Take every line from the listing below that includes "茂业数智" and copy it.

───── The data

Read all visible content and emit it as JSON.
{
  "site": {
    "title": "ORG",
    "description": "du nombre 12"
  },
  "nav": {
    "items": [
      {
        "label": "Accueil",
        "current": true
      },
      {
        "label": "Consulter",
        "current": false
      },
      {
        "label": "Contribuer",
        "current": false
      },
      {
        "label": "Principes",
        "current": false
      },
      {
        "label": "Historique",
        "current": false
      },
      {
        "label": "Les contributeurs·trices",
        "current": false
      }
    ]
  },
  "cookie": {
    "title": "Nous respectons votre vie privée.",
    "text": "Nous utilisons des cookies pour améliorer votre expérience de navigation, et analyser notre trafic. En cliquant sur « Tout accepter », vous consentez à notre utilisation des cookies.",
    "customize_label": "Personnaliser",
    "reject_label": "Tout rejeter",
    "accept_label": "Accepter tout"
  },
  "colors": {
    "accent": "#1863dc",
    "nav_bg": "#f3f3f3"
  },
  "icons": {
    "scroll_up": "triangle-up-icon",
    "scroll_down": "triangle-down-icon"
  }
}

──────────
───── The data

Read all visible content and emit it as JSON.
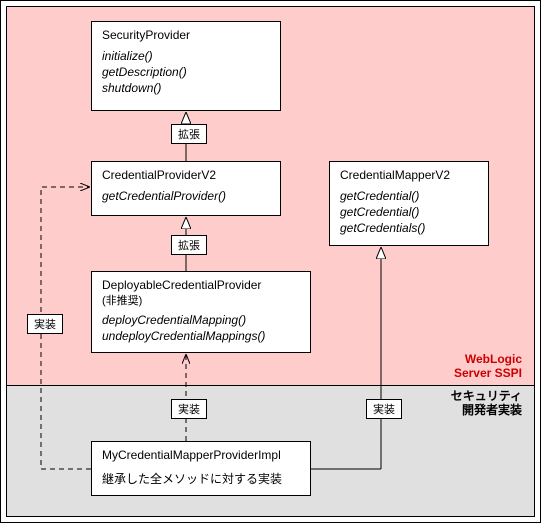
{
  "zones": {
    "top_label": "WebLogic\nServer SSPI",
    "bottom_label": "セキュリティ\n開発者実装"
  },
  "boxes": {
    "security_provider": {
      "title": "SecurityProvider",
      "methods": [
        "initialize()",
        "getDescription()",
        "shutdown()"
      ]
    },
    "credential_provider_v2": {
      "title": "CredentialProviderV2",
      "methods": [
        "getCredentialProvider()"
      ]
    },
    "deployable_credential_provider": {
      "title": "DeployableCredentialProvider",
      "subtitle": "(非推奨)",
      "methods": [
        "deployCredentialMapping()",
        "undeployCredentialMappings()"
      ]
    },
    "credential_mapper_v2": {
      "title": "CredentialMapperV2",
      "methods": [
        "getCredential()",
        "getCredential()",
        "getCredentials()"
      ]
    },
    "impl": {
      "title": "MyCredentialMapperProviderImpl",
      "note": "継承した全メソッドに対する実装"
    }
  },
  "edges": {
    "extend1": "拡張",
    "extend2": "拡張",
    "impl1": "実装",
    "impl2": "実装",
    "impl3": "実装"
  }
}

──────────
───── The data

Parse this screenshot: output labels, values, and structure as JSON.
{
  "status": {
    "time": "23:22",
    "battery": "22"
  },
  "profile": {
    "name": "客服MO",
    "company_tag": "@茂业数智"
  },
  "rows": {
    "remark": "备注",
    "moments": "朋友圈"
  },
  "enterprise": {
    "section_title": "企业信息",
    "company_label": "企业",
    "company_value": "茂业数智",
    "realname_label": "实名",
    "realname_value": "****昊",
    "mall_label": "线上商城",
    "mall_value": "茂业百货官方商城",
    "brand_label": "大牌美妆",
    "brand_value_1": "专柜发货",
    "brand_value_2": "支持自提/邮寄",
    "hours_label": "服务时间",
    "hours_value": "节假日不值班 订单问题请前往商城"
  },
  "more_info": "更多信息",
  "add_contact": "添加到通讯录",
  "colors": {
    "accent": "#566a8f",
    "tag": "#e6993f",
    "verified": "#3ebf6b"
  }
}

──────────

» **Completed task**:
    "company_tag": "@茂业数智"
    "company_value": "茂业数智",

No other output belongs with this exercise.